**Information supplied**
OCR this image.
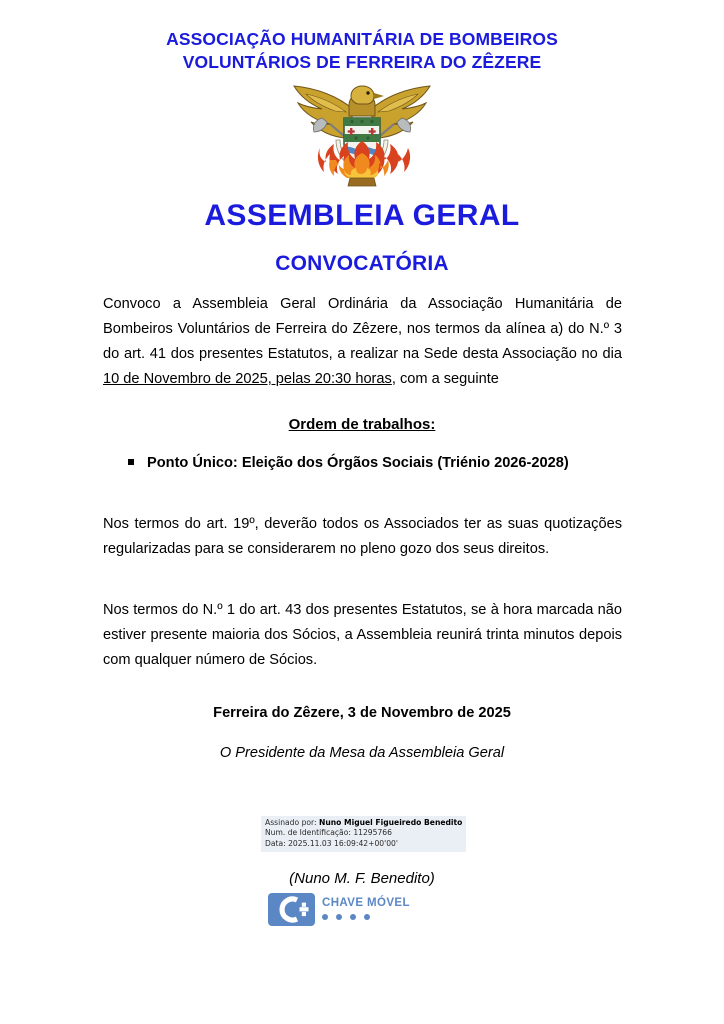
ASSOCIAÇÃO HUMANITÁRIA DE BOMBEIROS
VOLUNTÁRIOS DE FERREIRA DO ZÊZERE
ASSEMBLEIA GERAL
CONVOCATÓRIA
Convoco a Assembleia Geral Ordinária da Associação Humanitária de Bombeiros Voluntários de Ferreira do Zêzere, nos termos da alínea a) do N.º 3 do art. 41 dos presentes Estatutos, a realizar na Sede desta Associação no dia 10 de Novembro de 2025, pelas 20:30 horas, com a seguinte
Ordem de trabalhos:
Ponto Único: Eleição dos Órgãos Sociais (Triénio 2026-2028)
Nos termos do art. 19º, deverão todos os Associados ter as suas quotizações regularizadas para se considerarem no pleno gozo dos seus direitos.
Nos termos do N.º 1 do art. 43 dos presentes Estatutos, se à hora marcada não estiver presente maioria dos Sócios, a Assembleia reunirá trinta minutos depois com qualquer número de Sócios.
Ferreira do Zêzere, 3 de Novembro de 2025
O Presidente da Mesa da Assembleia Geral
Assinado por: Nuno Miguel Figueiredo Benedito
Num. de Identificação: 11295766
Data: 2025.11.03 16:09:42+00'00'
(Nuno M. F. Benedito)
CHAVE MÓVEL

**Given task**
All of the records above must be copied exactly, except for the pictures.

**Solved exercise**
OCR this image.
ASSOCIAÇÃO HUMANITÁRIA DE BOMBEIROS
VOLUNTÁRIOS DE FERREIRA DO ZÊZERE
ASSEMBLEIA GERAL
CONVOCATÓRIA
Convoco a Assembleia Geral Ordinária da Associação Humanitária de Bombeiros Voluntários de Ferreira do Zêzere, nos termos da alínea a) do N.º 3 do art. 41 dos presentes Estatutos, a realizar na Sede desta Associação no dia 10 de Novembro de 2025, pelas 20:30 horas, com a seguinte
Ordem de trabalhos:
Ponto Único: Eleição dos Órgãos Sociais (Triénio 2026-2028)
Nos termos do art. 19º, deverão todos os Associados ter as suas quotizações regularizadas para se considerarem no pleno gozo dos seus direitos.
Nos termos do N.º 1 do art. 43 dos presentes Estatutos, se à hora marcada não estiver presente maioria dos Sócios, a Assembleia reunirá trinta minutos depois com qualquer número de Sócios.
Ferreira do Zêzere, 3 de Novembro de 2025
O Presidente da Mesa da Assembleia Geral
Assinado por: Nuno Miguel Figueiredo Benedito
Num. de Identificação: 11295766
Data: 2025.11.03 16:09:42+00'00'
(Nuno M. F. Benedito)
CHAVE MÓVEL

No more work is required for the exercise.